Early cable systems were designed to relay over the air (OTA) broadcasts to remote and inaccessible communities. To that end, they essentially just rebroadcast the analog OTA signals over physical cables. Since each OTA channel occupied 4.8MHz of bandwidth, and cable systems required a small amount of extra bandwidth for modulation, each channel was allotted 6MHz of bandwidth. Throughout the years, 6MHz has remained the standard bandwidth allotment for cable television channels. Since terrestrial cable systems have a limited amount of bandwidth, they can only carry a finite number of 6MHz signals.


In the late 1980s, the first digital cable system was designed and tested. Due to data compression, it was shown that a 6MHz digital cable signal could transmit a larger amount of data than a traditional analog signal. The adoption of this new technology took a number of years, though a higher demand for more channels, on-demand content, and other types of data helped spur the implementation of digital cable systems. This is due to the fact that modern digital cable systems can carry more channels than the older analog systems. Digital transmissions also allow additional music channels, on-demand content, and Internet data to be carried over existing cable infrastructure.

Digital cable is not synonymous with high definition television, though a digital cable signal is capable of transmitting HD programming. About 38Mbit/s of data can be transmitted over each 6MHz channel block, which can be split up in a variety of different ways. One 6MHz block can carry two full HD channels, and digital cable signals are capable of transmitting in 720p or 1080i. Standard definition programming can also be carried on a digital cable signal, and each 6MHz block has enough space for about 10 SD channels, including video programming that conforms to the enhanced definition television (EDTV) 480p standard.

━━━━━━━━━━━━━━━━━━━━

## TASK STATEMENT
In the passage on cable television, how many standard definition channels fit in one 6MHz block?

━━━━━━━━━━━━━━━━━━━━

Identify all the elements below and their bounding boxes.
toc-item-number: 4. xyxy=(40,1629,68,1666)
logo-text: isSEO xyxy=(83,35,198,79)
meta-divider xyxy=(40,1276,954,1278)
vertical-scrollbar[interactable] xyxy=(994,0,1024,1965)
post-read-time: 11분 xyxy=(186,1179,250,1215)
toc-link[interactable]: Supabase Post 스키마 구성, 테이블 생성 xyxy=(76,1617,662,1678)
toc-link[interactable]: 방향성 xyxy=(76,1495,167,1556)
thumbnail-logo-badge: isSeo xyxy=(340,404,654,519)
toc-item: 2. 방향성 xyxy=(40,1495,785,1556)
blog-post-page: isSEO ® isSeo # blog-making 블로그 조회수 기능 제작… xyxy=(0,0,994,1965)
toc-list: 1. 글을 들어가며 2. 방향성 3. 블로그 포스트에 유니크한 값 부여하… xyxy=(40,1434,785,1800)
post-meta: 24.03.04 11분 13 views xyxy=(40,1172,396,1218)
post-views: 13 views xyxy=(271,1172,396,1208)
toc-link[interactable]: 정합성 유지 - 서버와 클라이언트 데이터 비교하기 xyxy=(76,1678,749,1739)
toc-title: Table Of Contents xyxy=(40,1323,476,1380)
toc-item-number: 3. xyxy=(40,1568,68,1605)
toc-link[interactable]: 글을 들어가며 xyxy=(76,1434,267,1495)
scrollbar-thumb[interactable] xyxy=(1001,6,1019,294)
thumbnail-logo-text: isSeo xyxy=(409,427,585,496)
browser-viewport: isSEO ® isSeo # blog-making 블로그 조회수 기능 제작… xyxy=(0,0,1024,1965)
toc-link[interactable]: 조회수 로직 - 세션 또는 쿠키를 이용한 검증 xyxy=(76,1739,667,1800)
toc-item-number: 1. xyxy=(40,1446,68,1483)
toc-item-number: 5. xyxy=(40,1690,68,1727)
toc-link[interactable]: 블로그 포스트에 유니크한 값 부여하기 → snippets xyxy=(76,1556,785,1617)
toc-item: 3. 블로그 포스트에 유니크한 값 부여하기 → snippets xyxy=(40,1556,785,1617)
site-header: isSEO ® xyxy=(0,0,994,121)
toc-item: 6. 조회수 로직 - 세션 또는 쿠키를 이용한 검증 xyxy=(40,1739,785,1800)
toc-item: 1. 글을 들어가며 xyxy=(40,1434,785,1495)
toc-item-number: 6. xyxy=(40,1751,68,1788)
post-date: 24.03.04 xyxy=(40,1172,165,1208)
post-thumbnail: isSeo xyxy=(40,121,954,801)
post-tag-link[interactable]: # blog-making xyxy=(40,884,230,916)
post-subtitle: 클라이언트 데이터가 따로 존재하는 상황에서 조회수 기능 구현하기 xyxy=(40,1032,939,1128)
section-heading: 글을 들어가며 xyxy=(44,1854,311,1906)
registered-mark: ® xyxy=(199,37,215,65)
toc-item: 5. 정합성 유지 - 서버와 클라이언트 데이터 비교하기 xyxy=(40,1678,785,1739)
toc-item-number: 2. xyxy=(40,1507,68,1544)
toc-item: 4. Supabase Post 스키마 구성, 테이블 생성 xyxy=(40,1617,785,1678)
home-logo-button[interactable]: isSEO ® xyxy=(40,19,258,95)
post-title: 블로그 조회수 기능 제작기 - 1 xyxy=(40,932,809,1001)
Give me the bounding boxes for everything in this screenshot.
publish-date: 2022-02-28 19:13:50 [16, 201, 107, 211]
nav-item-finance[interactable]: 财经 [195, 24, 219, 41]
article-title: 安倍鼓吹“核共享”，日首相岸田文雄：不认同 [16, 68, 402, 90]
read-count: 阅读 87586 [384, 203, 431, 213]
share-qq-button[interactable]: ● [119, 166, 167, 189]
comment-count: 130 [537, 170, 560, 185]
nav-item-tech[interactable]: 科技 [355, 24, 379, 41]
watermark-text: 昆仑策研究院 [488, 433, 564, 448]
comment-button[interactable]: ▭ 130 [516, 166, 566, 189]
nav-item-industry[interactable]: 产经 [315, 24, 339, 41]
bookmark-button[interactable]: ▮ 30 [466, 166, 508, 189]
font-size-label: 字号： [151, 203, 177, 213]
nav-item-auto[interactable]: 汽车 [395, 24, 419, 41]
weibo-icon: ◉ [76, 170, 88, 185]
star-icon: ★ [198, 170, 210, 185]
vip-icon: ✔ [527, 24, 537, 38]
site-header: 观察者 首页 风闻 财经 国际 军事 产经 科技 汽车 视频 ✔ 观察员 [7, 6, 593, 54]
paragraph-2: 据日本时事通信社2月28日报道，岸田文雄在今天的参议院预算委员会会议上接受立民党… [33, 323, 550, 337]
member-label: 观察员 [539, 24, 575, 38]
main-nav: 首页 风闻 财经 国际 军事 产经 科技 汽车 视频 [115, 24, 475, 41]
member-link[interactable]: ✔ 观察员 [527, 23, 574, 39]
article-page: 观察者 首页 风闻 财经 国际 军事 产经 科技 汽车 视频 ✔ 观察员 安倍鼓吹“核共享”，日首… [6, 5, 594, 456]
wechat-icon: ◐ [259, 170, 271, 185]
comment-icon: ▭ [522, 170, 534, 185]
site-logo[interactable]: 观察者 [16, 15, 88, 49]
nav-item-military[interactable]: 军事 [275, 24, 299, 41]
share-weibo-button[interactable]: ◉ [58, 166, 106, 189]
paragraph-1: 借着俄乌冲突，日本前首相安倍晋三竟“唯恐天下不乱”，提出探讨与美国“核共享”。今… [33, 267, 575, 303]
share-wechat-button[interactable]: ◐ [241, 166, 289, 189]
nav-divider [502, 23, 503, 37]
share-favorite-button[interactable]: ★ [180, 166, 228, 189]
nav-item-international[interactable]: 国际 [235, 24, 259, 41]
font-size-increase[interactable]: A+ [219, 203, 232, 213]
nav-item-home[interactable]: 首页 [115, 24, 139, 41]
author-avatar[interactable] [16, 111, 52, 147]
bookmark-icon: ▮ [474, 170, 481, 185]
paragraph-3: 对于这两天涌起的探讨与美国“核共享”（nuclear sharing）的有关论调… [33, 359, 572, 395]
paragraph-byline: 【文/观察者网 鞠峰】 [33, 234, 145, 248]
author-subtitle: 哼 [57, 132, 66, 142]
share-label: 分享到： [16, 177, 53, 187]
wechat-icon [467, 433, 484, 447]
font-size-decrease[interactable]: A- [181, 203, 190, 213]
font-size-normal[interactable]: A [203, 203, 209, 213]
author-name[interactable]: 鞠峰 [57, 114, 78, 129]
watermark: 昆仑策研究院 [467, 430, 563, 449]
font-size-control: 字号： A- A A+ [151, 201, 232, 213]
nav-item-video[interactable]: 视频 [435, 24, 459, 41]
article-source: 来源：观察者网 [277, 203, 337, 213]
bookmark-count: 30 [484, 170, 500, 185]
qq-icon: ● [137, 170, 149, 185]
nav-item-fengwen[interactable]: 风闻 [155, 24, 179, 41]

━━━━━━━━━━━━━━━━━━━━

## SOLVED EXERCISE
About 10 SD channels.